◆ What is needed ◆
Print the listing as it stands, omitting all images.
___ Given information ___
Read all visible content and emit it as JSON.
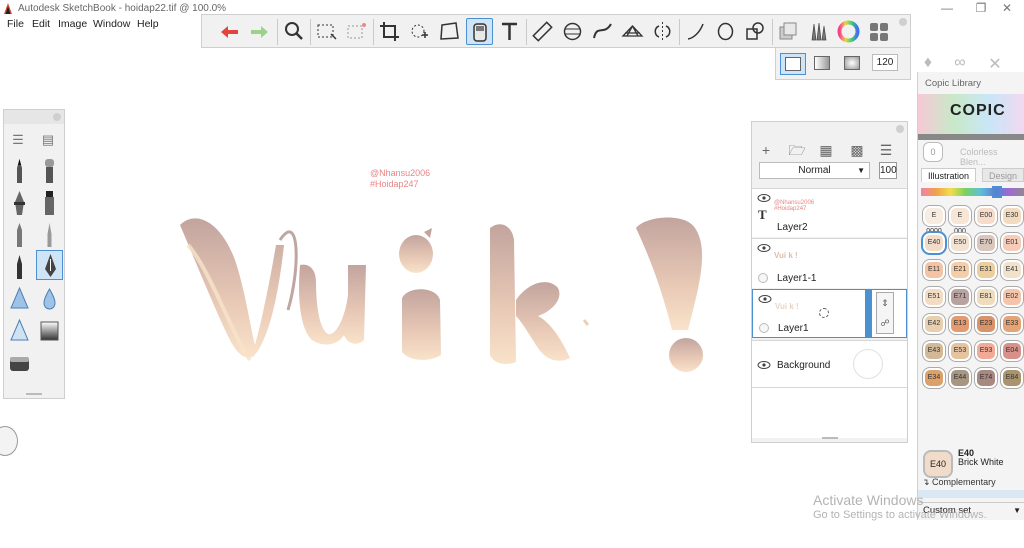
{
  "window": {
    "title": "Autodesk SketchBook - hoidap22.tif @ 100.0%",
    "controls": [
      "minimize",
      "maximize",
      "close"
    ]
  },
  "menu": [
    "File",
    "Edit",
    "Image",
    "Window",
    "Help"
  ],
  "toolbar": {
    "tools": [
      "undo",
      "redo",
      "zoom",
      "select-rect",
      "select-lasso",
      "crop",
      "distort",
      "transform",
      "copic-marker",
      "text",
      "ruler",
      "ellipse-guide",
      "french-curve",
      "perspective",
      "symmetry",
      "stroke",
      "ellipse",
      "shape",
      "layers",
      "brushes",
      "color-wheel",
      "palette"
    ],
    "selected_tool": "copic-marker"
  },
  "sub_toolbar": {
    "brush_size": "120"
  },
  "canvas": {
    "watermark_line1": "@Nhansu2006",
    "watermark_line2": "#Hoidap247"
  },
  "layers": {
    "blend_mode": "Normal",
    "opacity": "100",
    "items": [
      {
        "name": "Layer2",
        "thumb_line1": "@Nhansu2006",
        "thumb_line2": "#Hoidap247"
      },
      {
        "name": "Layer1-1",
        "thumb": "Vui k !"
      },
      {
        "name": "Layer1",
        "thumb": "Vui k !"
      },
      {
        "name": "Background"
      }
    ]
  },
  "copic": {
    "title": "Copic Library",
    "logo": "COPIC",
    "colorless_code": "0",
    "colorless_label": "Colorless Blen...",
    "tabs": [
      "Illustration",
      "Design"
    ],
    "swatches": [
      {
        "code": "E 0000",
        "color": "#f8ece0"
      },
      {
        "code": "E 000",
        "color": "#f7e6d6"
      },
      {
        "code": "E00",
        "color": "#f6dccb"
      },
      {
        "code": "E30",
        "color": "#f2dcc0"
      },
      {
        "code": "E40",
        "color": "#f1dcc9"
      },
      {
        "code": "E50",
        "color": "#f2e2d2"
      },
      {
        "code": "E70",
        "color": "#d9c6bd"
      },
      {
        "code": "E01",
        "color": "#f6cbb8"
      },
      {
        "code": "E11",
        "color": "#f3c3a6"
      },
      {
        "code": "E21",
        "color": "#f5cda8"
      },
      {
        "code": "E31",
        "color": "#edcf9f"
      },
      {
        "code": "E41",
        "color": "#f1e2cb"
      },
      {
        "code": "E51",
        "color": "#f3dcc4"
      },
      {
        "code": "E71",
        "color": "#b9a3a0"
      },
      {
        "code": "E81",
        "color": "#eedcbd"
      },
      {
        "code": "E02",
        "color": "#f4c5ab"
      },
      {
        "code": "E42",
        "color": "#e8cfae"
      },
      {
        "code": "E13",
        "color": "#e49a6f"
      },
      {
        "code": "E23",
        "color": "#d9936a"
      },
      {
        "code": "E33",
        "color": "#e4a476"
      },
      {
        "code": "E43",
        "color": "#d3b897"
      },
      {
        "code": "E53",
        "color": "#e5c39f"
      },
      {
        "code": "E93",
        "color": "#f2a996"
      },
      {
        "code": "E04",
        "color": "#d8908a"
      },
      {
        "code": "E34",
        "color": "#dca16b"
      },
      {
        "code": "E44",
        "color": "#a69682"
      },
      {
        "code": "E74",
        "color": "#a88981"
      },
      {
        "code": "E84",
        "color": "#a9946e"
      }
    ],
    "selected_code": "E40",
    "selected_name": "Brick White",
    "complementary_label": "Complementary",
    "custom_set_label": "Custom set"
  },
  "watermark": {
    "title": "Activate Windows",
    "subtitle": "Go to Settings to activate Windows."
  },
  "colors": {
    "accent": "#4b91d1",
    "panel_bg": "#f1f1f1",
    "gradient_top": "#c8aba4",
    "gradient_bottom": "#f7dcc3"
  }
}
___
◆ Reply to the task ◆
Read all visible content and emit it as JSON.
{
  "window": {
    "title": "Autodesk SketchBook - hoidap22.tif @ 100.0%",
    "controls": [
      "minimize",
      "maximize",
      "close"
    ]
  },
  "menu": [
    "File",
    "Edit",
    "Image",
    "Window",
    "Help"
  ],
  "toolbar": {
    "tools": [
      "undo",
      "redo",
      "zoom",
      "select-rect",
      "select-lasso",
      "crop",
      "distort",
      "transform",
      "copic-marker",
      "text",
      "ruler",
      "ellipse-guide",
      "french-curve",
      "perspective",
      "symmetry",
      "stroke",
      "ellipse",
      "shape",
      "layers",
      "brushes",
      "color-wheel",
      "palette"
    ],
    "selected_tool": "copic-marker"
  },
  "sub_toolbar": {
    "brush_size": "120"
  },
  "canvas": {
    "watermark_line1": "@Nhansu2006",
    "watermark_line2": "#Hoidap247"
  },
  "layers": {
    "blend_mode": "Normal",
    "opacity": "100",
    "items": [
      {
        "name": "Layer2",
        "thumb_line1": "@Nhansu2006",
        "thumb_line2": "#Hoidap247"
      },
      {
        "name": "Layer1-1",
        "thumb": "Vui k !"
      },
      {
        "name": "Layer1",
        "thumb": "Vui k !"
      },
      {
        "name": "Background"
      }
    ]
  },
  "copic": {
    "title": "Copic Library",
    "logo": "COPIC",
    "colorless_code": "0",
    "colorless_label": "Colorless Blen...",
    "tabs": [
      "Illustration",
      "Design"
    ],
    "swatches": [
      {
        "code": "E 0000",
        "color": "#f8ece0"
      },
      {
        "code": "E 000",
        "color": "#f7e6d6"
      },
      {
        "code": "E00",
        "color": "#f6dccb"
      },
      {
        "code": "E30",
        "color": "#f2dcc0"
      },
      {
        "code": "E40",
        "color": "#f1dcc9"
      },
      {
        "code": "E50",
        "color": "#f2e2d2"
      },
      {
        "code": "E70",
        "color": "#d9c6bd"
      },
      {
        "code": "E01",
        "color": "#f6cbb8"
      },
      {
        "code": "E11",
        "color": "#f3c3a6"
      },
      {
        "code": "E21",
        "color": "#f5cda8"
      },
      {
        "code": "E31",
        "color": "#edcf9f"
      },
      {
        "code": "E41",
        "color": "#f1e2cb"
      },
      {
        "code": "E51",
        "color": "#f3dcc4"
      },
      {
        "code": "E71",
        "color": "#b9a3a0"
      },
      {
        "code": "E81",
        "color": "#eedcbd"
      },
      {
        "code": "E02",
        "color": "#f4c5ab"
      },
      {
        "code": "E42",
        "color": "#e8cfae"
      },
      {
        "code": "E13",
        "color": "#e49a6f"
      },
      {
        "code": "E23",
        "color": "#d9936a"
      },
      {
        "code": "E33",
        "color": "#e4a476"
      },
      {
        "code": "E43",
        "color": "#d3b897"
      },
      {
        "code": "E53",
        "color": "#e5c39f"
      },
      {
        "code": "E93",
        "color": "#f2a996"
      },
      {
        "code": "E04",
        "color": "#d8908a"
      },
      {
        "code": "E34",
        "color": "#dca16b"
      },
      {
        "code": "E44",
        "color": "#a69682"
      },
      {
        "code": "E74",
        "color": "#a88981"
      },
      {
        "code": "E84",
        "color": "#a9946e"
      }
    ],
    "selected_code": "E40",
    "selected_name": "Brick White",
    "complementary_label": "Complementary",
    "custom_set_label": "Custom set"
  },
  "watermark": {
    "title": "Activate Windows",
    "subtitle": "Go to Settings to activate Windows."
  },
  "colors": {
    "accent": "#4b91d1",
    "panel_bg": "#f1f1f1",
    "gradient_top": "#c8aba4",
    "gradient_bottom": "#f7dcc3"
  }
}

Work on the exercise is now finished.